▶ **Instructions for the task**
Determine the count of lines holding the string "Dollar". Return only the number.

Dataset listings of figures
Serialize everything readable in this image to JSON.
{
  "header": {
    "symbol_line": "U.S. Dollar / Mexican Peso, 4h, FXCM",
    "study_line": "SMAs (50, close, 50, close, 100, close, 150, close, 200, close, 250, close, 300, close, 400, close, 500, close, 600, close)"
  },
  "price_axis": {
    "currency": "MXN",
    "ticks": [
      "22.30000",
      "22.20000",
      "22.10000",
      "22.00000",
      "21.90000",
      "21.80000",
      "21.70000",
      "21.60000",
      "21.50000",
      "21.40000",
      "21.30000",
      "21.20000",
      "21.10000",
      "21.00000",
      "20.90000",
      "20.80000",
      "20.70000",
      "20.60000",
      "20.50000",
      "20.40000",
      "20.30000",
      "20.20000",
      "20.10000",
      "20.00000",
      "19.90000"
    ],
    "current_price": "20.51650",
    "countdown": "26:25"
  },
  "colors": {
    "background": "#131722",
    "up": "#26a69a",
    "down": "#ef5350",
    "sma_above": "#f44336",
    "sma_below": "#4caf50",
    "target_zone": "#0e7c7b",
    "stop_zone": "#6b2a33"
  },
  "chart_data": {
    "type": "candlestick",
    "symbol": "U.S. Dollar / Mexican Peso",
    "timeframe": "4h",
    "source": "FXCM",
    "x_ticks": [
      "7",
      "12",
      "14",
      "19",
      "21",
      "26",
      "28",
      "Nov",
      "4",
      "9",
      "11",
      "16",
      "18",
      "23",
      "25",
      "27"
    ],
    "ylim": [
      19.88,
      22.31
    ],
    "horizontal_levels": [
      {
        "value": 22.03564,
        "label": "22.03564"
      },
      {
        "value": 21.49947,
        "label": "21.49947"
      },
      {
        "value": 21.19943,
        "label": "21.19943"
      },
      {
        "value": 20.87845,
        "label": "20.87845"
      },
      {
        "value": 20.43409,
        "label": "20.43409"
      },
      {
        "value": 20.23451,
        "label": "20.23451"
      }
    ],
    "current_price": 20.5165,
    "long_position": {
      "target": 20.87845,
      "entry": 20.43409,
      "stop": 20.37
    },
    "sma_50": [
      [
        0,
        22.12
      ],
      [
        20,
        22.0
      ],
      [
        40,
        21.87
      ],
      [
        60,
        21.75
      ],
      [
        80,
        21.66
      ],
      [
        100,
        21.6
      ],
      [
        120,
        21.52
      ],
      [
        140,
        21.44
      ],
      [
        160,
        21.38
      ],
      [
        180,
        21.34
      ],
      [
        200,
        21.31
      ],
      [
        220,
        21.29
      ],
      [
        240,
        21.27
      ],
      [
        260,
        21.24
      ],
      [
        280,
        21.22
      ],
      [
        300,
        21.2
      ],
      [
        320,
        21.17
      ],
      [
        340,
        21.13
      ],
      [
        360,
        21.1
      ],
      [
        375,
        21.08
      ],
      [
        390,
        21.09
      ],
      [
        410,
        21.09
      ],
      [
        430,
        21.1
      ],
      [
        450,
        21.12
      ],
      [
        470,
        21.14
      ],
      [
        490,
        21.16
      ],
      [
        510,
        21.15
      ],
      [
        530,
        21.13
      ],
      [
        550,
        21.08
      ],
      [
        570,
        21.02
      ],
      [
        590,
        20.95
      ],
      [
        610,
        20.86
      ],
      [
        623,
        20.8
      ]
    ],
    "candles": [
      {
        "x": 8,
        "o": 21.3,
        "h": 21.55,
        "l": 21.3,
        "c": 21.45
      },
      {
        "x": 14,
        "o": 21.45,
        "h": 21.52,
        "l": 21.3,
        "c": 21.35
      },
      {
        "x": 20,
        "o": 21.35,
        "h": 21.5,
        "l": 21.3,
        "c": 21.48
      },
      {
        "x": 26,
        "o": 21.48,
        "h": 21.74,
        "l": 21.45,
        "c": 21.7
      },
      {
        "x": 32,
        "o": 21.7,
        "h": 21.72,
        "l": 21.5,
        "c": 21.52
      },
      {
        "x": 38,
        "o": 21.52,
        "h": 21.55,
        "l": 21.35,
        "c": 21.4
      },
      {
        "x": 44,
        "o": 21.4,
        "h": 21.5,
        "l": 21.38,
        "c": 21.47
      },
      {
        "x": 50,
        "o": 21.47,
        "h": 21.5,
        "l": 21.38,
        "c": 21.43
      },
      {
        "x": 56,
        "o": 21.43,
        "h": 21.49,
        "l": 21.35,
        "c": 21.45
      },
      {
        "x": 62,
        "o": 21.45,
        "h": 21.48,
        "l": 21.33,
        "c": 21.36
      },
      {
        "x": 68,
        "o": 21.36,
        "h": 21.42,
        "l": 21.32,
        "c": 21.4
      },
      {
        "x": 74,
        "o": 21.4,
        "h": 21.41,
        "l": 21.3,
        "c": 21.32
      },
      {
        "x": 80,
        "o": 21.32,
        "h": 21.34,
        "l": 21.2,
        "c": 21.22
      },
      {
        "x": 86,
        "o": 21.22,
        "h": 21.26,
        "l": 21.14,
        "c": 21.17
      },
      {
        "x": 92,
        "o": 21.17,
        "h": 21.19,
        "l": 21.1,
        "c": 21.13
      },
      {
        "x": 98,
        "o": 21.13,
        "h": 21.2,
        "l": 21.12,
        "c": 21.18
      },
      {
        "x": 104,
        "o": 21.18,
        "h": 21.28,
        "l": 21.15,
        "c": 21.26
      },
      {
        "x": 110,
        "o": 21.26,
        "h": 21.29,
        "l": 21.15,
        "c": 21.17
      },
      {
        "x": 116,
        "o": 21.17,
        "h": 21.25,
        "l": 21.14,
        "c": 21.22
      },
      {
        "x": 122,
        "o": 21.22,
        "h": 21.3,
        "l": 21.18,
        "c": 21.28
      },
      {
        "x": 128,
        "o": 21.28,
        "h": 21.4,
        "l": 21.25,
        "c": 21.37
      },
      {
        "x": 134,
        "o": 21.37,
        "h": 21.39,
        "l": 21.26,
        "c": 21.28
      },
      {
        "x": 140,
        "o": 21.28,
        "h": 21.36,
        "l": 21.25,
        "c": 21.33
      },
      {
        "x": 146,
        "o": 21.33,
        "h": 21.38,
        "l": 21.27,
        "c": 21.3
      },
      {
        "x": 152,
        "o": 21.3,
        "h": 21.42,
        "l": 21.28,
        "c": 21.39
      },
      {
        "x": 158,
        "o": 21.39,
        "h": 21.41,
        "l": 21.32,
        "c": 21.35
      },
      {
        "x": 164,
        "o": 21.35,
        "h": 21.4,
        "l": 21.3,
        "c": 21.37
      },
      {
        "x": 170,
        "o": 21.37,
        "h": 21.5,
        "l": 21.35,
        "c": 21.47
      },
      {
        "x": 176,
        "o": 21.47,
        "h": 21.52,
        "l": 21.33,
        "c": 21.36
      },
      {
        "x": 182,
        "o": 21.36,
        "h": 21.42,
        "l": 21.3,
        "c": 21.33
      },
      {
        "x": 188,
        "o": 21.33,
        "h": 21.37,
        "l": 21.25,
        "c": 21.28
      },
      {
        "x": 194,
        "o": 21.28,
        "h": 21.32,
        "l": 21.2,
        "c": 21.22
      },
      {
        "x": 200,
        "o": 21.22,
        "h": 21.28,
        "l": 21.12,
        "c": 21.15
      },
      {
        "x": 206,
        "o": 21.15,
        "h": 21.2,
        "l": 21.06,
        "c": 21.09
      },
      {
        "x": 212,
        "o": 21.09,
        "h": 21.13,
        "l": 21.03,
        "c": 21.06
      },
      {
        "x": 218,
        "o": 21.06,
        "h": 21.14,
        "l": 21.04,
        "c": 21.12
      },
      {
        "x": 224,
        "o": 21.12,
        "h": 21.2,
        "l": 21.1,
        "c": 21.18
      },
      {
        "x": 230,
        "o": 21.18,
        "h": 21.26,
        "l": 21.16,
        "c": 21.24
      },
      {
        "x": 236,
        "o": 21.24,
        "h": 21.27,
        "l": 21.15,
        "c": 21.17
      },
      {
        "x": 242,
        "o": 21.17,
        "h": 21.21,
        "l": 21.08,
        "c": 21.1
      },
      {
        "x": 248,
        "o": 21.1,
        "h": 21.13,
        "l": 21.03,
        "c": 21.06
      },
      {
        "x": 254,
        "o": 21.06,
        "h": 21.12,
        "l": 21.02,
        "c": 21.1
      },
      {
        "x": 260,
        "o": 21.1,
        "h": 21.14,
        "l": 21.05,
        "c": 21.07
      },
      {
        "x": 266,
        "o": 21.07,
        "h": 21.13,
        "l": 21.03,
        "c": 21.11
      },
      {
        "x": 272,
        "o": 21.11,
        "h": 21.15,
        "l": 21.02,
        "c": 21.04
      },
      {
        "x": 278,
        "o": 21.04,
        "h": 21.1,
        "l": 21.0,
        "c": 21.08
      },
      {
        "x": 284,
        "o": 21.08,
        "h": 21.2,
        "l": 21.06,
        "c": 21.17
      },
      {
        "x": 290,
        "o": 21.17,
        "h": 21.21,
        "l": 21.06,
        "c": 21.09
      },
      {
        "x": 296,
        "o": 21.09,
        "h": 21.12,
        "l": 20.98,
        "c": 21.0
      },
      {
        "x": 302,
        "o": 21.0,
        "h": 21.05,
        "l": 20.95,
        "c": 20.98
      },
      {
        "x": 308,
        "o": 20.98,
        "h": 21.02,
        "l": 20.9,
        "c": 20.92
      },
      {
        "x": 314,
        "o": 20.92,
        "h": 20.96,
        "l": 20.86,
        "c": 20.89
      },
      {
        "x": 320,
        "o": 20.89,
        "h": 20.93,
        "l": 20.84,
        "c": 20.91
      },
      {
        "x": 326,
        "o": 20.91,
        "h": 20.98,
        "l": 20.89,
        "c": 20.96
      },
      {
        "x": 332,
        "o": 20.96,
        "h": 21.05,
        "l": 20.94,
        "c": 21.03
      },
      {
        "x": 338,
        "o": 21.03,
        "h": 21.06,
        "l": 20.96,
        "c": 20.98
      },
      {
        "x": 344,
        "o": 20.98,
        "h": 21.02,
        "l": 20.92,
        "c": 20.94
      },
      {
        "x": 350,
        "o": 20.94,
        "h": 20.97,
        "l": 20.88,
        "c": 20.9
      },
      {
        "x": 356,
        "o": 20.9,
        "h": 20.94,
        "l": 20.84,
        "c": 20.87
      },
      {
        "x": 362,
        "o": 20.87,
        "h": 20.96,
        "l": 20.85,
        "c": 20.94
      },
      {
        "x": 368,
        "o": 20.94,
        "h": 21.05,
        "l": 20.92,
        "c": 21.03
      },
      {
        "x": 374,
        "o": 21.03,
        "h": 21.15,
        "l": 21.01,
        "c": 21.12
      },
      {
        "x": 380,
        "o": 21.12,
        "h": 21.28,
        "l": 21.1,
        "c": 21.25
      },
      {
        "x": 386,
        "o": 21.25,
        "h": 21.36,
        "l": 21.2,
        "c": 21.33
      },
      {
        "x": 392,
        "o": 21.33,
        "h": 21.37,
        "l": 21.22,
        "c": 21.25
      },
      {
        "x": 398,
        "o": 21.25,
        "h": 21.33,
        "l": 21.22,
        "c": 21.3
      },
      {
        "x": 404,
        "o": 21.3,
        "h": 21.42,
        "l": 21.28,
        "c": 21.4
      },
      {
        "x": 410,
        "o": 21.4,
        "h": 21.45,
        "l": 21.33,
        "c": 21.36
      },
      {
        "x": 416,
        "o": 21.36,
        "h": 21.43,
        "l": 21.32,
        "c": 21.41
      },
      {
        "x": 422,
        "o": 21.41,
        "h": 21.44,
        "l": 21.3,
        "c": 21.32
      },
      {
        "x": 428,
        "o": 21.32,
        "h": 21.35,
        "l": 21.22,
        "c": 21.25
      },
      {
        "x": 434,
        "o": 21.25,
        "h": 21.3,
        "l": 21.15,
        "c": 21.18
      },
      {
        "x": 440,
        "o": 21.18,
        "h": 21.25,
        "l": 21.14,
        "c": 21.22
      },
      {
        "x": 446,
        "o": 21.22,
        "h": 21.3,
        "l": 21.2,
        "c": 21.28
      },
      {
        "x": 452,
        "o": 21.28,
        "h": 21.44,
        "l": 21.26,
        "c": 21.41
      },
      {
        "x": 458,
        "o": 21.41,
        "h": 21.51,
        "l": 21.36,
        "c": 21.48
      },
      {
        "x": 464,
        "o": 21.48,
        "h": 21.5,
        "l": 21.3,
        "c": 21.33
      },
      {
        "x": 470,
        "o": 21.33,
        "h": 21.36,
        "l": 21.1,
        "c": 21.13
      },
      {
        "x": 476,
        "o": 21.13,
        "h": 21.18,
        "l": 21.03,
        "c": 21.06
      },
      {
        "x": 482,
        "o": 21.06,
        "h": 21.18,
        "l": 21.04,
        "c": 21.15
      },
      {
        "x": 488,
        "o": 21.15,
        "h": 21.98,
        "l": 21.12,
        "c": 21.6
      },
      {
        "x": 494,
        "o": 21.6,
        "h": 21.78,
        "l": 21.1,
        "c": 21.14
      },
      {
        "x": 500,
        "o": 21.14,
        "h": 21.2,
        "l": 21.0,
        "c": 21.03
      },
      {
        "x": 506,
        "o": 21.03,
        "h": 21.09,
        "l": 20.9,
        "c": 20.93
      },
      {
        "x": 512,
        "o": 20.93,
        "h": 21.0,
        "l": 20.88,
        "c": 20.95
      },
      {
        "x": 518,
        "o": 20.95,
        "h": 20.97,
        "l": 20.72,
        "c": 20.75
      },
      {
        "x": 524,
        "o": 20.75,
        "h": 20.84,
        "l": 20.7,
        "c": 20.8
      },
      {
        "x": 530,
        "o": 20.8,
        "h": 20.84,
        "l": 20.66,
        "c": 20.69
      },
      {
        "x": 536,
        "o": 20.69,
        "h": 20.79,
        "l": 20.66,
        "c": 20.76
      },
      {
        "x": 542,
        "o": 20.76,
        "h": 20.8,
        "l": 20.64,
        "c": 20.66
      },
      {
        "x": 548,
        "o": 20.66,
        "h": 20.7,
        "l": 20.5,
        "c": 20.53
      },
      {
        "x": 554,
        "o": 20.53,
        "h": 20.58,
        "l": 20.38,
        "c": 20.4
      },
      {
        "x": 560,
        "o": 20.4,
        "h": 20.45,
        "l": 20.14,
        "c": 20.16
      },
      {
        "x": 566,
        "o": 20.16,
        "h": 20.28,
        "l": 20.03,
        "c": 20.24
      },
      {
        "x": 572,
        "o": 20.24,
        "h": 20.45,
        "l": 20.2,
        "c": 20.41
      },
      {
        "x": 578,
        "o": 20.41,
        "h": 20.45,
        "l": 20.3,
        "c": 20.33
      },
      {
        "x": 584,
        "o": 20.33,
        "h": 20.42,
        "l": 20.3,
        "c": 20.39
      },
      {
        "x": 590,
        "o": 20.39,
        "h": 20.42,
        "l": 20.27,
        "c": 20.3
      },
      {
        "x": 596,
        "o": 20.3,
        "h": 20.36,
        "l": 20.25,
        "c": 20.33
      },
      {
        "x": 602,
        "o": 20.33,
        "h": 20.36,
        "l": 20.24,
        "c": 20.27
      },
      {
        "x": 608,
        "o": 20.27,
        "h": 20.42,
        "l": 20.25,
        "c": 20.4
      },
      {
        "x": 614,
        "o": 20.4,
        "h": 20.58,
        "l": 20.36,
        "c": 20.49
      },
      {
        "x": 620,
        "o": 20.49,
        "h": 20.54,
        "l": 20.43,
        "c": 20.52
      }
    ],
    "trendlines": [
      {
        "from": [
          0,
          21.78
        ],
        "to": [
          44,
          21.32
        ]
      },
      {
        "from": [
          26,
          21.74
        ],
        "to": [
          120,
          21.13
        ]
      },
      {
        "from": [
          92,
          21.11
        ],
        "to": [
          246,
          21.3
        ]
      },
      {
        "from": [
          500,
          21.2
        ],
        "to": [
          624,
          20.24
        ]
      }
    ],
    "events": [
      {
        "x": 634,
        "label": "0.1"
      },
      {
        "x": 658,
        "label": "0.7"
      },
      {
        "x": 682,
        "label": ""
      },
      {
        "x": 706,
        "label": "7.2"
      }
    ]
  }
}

▶ **Finished answer**
2